Task instructions
Below is a block of records; repeat all of them exactly.

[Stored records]
──────────

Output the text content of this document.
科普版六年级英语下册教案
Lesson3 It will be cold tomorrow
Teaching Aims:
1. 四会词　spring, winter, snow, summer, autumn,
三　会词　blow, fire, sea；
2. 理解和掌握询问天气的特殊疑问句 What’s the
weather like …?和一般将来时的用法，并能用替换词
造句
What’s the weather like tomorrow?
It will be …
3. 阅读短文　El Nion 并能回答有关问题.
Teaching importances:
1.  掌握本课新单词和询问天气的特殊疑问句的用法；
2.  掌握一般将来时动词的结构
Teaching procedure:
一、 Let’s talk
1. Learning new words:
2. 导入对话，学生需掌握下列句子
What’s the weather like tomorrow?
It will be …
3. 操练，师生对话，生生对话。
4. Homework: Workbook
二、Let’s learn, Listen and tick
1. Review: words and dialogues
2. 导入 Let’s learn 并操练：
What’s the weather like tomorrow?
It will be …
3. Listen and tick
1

──────────

Problem solution
Output the text content of this document.
科普版六年级英语下册教案
Lesson3 It will be cold tomorrow
Teaching Aims:
1. 四会词　spring, winter, snow, summer, autumn,
三　会词　blow, fire, sea；
2. 理解和掌握询问天气的特殊疑问句 What’s the
weather like …?和一般将来时的用法，并能用替换词
造句
What’s the weather like tomorrow?
It will be …
3. 阅读短文　El Nion 并能回答有关问题.
Teaching importances:
1.  掌握本课新单词和询问天气的特殊疑问句的用法；
2.  掌握一般将来时动词的结构
Teaching procedure:
一、 Let’s talk
1. Learning new words:
2. 导入对话，学生需掌握下列句子
What’s the weather like tomorrow?
It will be …
3. 操练，师生对话，生生对话。
4. Homework: Workbook
二、Let’s learn, Listen and tick
1. Review: words and dialogues
2. 导入 Let’s learn 并操练：
What’s the weather like tomorrow?
It will be …
3. Listen and tick
1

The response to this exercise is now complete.